— Exercise —
Please quote the material exactly, every line of it.

:: Records supplied ::

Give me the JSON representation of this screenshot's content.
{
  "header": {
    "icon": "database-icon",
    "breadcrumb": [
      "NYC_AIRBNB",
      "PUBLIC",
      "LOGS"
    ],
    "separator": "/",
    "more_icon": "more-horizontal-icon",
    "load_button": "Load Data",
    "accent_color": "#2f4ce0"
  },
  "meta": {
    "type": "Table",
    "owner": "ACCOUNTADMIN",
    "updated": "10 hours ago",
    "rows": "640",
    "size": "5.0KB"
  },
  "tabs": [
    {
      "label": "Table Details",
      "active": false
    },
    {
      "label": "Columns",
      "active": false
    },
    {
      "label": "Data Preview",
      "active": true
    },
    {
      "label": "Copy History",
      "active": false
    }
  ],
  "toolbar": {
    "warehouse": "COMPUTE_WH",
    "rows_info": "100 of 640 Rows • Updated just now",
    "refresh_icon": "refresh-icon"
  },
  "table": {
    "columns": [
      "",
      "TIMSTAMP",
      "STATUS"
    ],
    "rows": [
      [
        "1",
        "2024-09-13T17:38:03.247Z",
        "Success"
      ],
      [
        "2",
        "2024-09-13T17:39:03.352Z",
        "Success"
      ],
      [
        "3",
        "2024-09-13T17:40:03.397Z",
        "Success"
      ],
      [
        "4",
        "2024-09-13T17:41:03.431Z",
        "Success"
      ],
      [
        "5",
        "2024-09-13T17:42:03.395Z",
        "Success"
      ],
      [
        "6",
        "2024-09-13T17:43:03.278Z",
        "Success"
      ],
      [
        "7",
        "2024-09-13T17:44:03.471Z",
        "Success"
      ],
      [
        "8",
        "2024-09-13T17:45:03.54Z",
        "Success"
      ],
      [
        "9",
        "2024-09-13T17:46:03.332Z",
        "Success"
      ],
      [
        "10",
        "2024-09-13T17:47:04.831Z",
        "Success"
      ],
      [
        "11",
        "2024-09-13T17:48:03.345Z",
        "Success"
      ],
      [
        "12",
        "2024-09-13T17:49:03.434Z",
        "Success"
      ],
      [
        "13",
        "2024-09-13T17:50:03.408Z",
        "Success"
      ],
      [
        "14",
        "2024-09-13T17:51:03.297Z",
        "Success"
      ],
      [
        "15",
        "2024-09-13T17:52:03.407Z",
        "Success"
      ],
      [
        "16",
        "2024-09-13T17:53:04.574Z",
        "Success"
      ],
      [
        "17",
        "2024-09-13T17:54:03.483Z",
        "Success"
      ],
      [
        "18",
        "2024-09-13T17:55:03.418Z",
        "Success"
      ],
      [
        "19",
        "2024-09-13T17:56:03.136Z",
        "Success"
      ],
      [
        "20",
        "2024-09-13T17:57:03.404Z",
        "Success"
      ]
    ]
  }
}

:::

— Solution to this problem —
Give me the JSON representation of this screenshot's content.
{
  "header": {
    "icon": "database-icon",
    "breadcrumb": [
      "NYC_AIRBNB",
      "PUBLIC",
      "LOGS"
    ],
    "separator": "/",
    "more_icon": "more-horizontal-icon",
    "load_button": "Load Data",
    "accent_color": "#2f4ce0"
  },
  "meta": {
    "type": "Table",
    "owner": "ACCOUNTADMIN",
    "updated": "10 hours ago",
    "rows": "640",
    "size": "5.0KB"
  },
  "tabs": [
    {
      "label": "Table Details",
      "active": false
    },
    {
      "label": "Columns",
      "active": false
    },
    {
      "label": "Data Preview",
      "active": true
    },
    {
      "label": "Copy History",
      "active": false
    }
  ],
  "toolbar": {
    "warehouse": "COMPUTE_WH",
    "rows_info": "100 of 640 Rows • Updated just now",
    "refresh_icon": "refresh-icon"
  },
  "table": {
    "columns": [
      "",
      "TIMSTAMP",
      "STATUS"
    ],
    "rows": [
      [
        "1",
        "2024-09-13T17:38:03.247Z",
        "Success"
      ],
      [
        "2",
        "2024-09-13T17:39:03.352Z",
        "Success"
      ],
      [
        "3",
        "2024-09-13T17:40:03.397Z",
        "Success"
      ],
      [
        "4",
        "2024-09-13T17:41:03.431Z",
        "Success"
      ],
      [
        "5",
        "2024-09-13T17:42:03.395Z",
        "Success"
      ],
      [
        "6",
        "2024-09-13T17:43:03.278Z",
        "Success"
      ],
      [
        "7",
        "2024-09-13T17:44:03.471Z",
        "Success"
      ],
      [
        "8",
        "2024-09-13T17:45:03.54Z",
        "Success"
      ],
      [
        "9",
        "2024-09-13T17:46:03.332Z",
        "Success"
      ],
      [
        "10",
        "2024-09-13T17:47:04.831Z",
        "Success"
      ],
      [
        "11",
        "2024-09-13T17:48:03.345Z",
        "Success"
      ],
      [
        "12",
        "2024-09-13T17:49:03.434Z",
        "Success"
      ],
      [
        "13",
        "2024-09-13T17:50:03.408Z",
        "Success"
      ],
      [
        "14",
        "2024-09-13T17:51:03.297Z",
        "Success"
      ],
      [
        "15",
        "2024-09-13T17:52:03.407Z",
        "Success"
      ],
      [
        "16",
        "2024-09-13T17:53:04.574Z",
        "Success"
      ],
      [
        "17",
        "2024-09-13T17:54:03.483Z",
        "Success"
      ],
      [
        "18",
        "2024-09-13T17:55:03.418Z",
        "Success"
      ],
      [
        "19",
        "2024-09-13T17:56:03.136Z",
        "Success"
      ],
      [
        "20",
        "2024-09-13T17:57:03.404Z",
        "Success"
      ]
    ]
  }
}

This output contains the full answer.